## [Dataset excerpts]

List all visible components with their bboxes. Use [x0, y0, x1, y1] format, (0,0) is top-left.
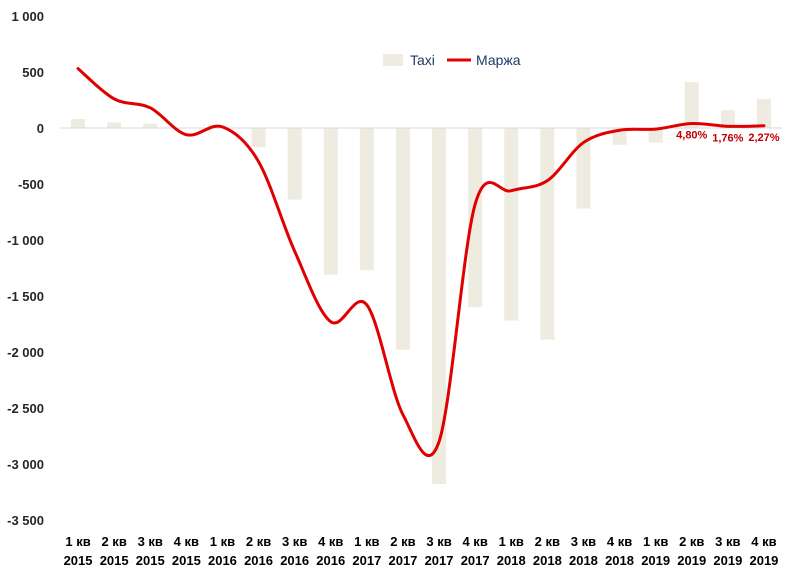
taxi-bar — [684, 82, 699, 128]
y-tick-label: 500 — [22, 65, 44, 80]
x-tick-label: 4 кв 2018 — [605, 534, 634, 568]
taxi-bar — [287, 128, 302, 200]
taxi-bar — [251, 128, 266, 148]
y-axis: 1 000 500 0 -500 -1 000 -1 500 -2 000 -2 500 -3 … — [7, 9, 44, 528]
x-tick-label: 2 кв 2015 — [100, 534, 129, 568]
taxi-bar — [432, 128, 447, 485]
legend-label-taxi: Taxi — [410, 52, 435, 68]
y-tick-label: -500 — [18, 177, 44, 192]
taxi-bar — [323, 128, 338, 275]
x-tick-label: 1 кв 2015 — [64, 534, 93, 568]
marzha-data-label: 1,76% — [712, 132, 743, 144]
taxi-bar — [648, 128, 663, 143]
x-tick-label: 3 кв 2017 — [425, 534, 454, 568]
legend-label-marzha: Маржа — [476, 52, 521, 68]
x-tick-label: 2 кв 2018 — [533, 534, 562, 568]
taxi-bar — [504, 128, 519, 321]
y-tick-label: -1 000 — [7, 233, 44, 248]
y-tick-label: -3 500 — [7, 513, 44, 528]
y-tick-label: -3 000 — [7, 457, 44, 472]
marzha-line — [76, 67, 766, 458]
x-tick-label: 3 кв 2016 — [280, 534, 309, 568]
y-tick-label: -2 000 — [7, 345, 44, 360]
y-tick-label: 0 — [37, 121, 44, 136]
y-tick-label: -1 500 — [7, 289, 44, 304]
marzha-data-label: 4,80% — [676, 130, 707, 142]
y-tick-label: 1 000 — [11, 9, 44, 24]
x-tick-label: 4 кв 2017 — [461, 534, 490, 568]
x-tick-label: 1 кв 2018 — [497, 534, 526, 568]
x-tick-label: 1 кв 2019 — [641, 534, 670, 568]
taxi-bar — [107, 122, 122, 128]
taxi-bar — [143, 123, 158, 128]
x-tick-label: 3 кв 2018 — [569, 534, 598, 568]
taxi-bar — [71, 119, 86, 128]
taxi-bar — [756, 98, 771, 128]
y-tick-label: -2 500 — [7, 401, 44, 416]
x-tick-label: 4 кв 2015 — [172, 534, 201, 568]
x-tick-label: 3 кв 2015 — [136, 534, 165, 568]
x-tick-label: 1 кв 2016 — [208, 534, 237, 568]
x-tick-label: 1 кв 2017 — [352, 534, 381, 568]
x-tick-label: 4 кв 2016 — [316, 534, 345, 568]
legend: Taxi Маржа — [383, 52, 521, 68]
x-tick-label: 4 кв 2019 — [749, 534, 778, 568]
marzha-data-label: 2,27% — [748, 132, 779, 144]
taxi-bar — [540, 128, 555, 340]
x-tick-label: 3 кв 2019 — [713, 534, 742, 568]
x-tick-label: 2 кв 2017 — [388, 534, 417, 568]
taxi-bar — [468, 128, 483, 308]
taxi-bars — [71, 82, 771, 485]
x-tick-label: 2 кв 2016 — [244, 534, 273, 568]
x-tick-label: 2 кв 2019 — [677, 534, 706, 568]
data-labels: 4,80% 1,76% 2,27% — [676, 130, 780, 145]
legend-swatch-taxi — [383, 54, 403, 66]
taxi-bar — [576, 128, 591, 209]
marzha-series-line — [76, 67, 766, 458]
taxi-bar — [720, 110, 735, 128]
taxi-bar — [395, 128, 410, 350]
taxi-bar — [359, 128, 374, 271]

## [Exercise directions]
Rewrite the items with every "x-tick-label" changed to "x-axis-label" and nothing else altered. Leave out the pictures.

## [Solution for this exercise]
List all visible components with their bboxes. Use [x0, y0, x1, y1] format, (0,0) is top-left.
taxi-bar — [684, 82, 699, 128]
y-tick-label: 500 — [22, 65, 44, 80]
x-axis-label: 4 кв 2018 — [605, 534, 634, 568]
taxi-bar — [287, 128, 302, 200]
taxi-bar — [251, 128, 266, 148]
y-axis: 1 000 500 0 -500 -1 000 -1 500 -2 000 -2 500 -3 … — [7, 9, 44, 528]
x-axis-label: 2 кв 2015 — [100, 534, 129, 568]
taxi-bar — [432, 128, 447, 485]
legend-label-taxi: Taxi — [410, 52, 435, 68]
y-tick-label: -500 — [18, 177, 44, 192]
taxi-bar — [323, 128, 338, 275]
x-axis-label: 1 кв 2015 — [64, 534, 93, 568]
marzha-data-label: 1,76% — [712, 132, 743, 144]
taxi-bar — [648, 128, 663, 143]
x-axis-label: 3 кв 2017 — [425, 534, 454, 568]
legend-label-marzha: Маржа — [476, 52, 521, 68]
x-axis-label: 2 кв 2018 — [533, 534, 562, 568]
taxi-bar — [504, 128, 519, 321]
y-tick-label: -1 000 — [7, 233, 44, 248]
y-tick-label: -3 500 — [7, 513, 44, 528]
y-tick-label: -3 000 — [7, 457, 44, 472]
marzha-line — [76, 67, 766, 458]
x-axis-label: 3 кв 2016 — [280, 534, 309, 568]
y-tick-label: -2 000 — [7, 345, 44, 360]
y-tick-label: 0 — [37, 121, 44, 136]
y-tick-label: -1 500 — [7, 289, 44, 304]
marzha-data-label: 4,80% — [676, 130, 707, 142]
y-tick-label: 1 000 — [11, 9, 44, 24]
x-axis-label: 4 кв 2017 — [461, 534, 490, 568]
x-axis-label: 1 кв 2018 — [497, 534, 526, 568]
x-axis-label: 1 кв 2019 — [641, 534, 670, 568]
taxi-bar — [107, 122, 122, 128]
taxi-bar — [143, 123, 158, 128]
x-axis-label: 3 кв 2018 — [569, 534, 598, 568]
taxi-bar — [71, 119, 86, 128]
taxi-bar — [756, 98, 771, 128]
y-tick-label: -2 500 — [7, 401, 44, 416]
x-axis-label: 4 кв 2015 — [172, 534, 201, 568]
x-axis-label: 3 кв 2015 — [136, 534, 165, 568]
x-axis-label: 1 кв 2016 — [208, 534, 237, 568]
x-axis-label: 1 кв 2017 — [352, 534, 381, 568]
x-axis-label: 4 кв 2016 — [316, 534, 345, 568]
legend: Taxi Маржа — [383, 52, 521, 68]
x-axis-label: 4 кв 2019 — [749, 534, 778, 568]
marzha-data-label: 2,27% — [748, 132, 779, 144]
taxi-bar — [540, 128, 555, 340]
x-axis-label: 3 кв 2019 — [713, 534, 742, 568]
x-axis-label: 2 кв 2017 — [388, 534, 417, 568]
taxi-bar — [468, 128, 483, 308]
taxi-bars — [71, 82, 771, 485]
x-axis-label: 2 кв 2016 — [244, 534, 273, 568]
x-axis-label: 2 кв 2019 — [677, 534, 706, 568]
data-labels: 4,80% 1,76% 2,27% — [676, 130, 780, 145]
legend-swatch-taxi — [383, 54, 403, 66]
taxi-bar — [576, 128, 591, 209]
marzha-series-line — [76, 67, 766, 458]
taxi-bar — [720, 110, 735, 128]
taxi-bar — [395, 128, 410, 350]
taxi-bar — [359, 128, 374, 271]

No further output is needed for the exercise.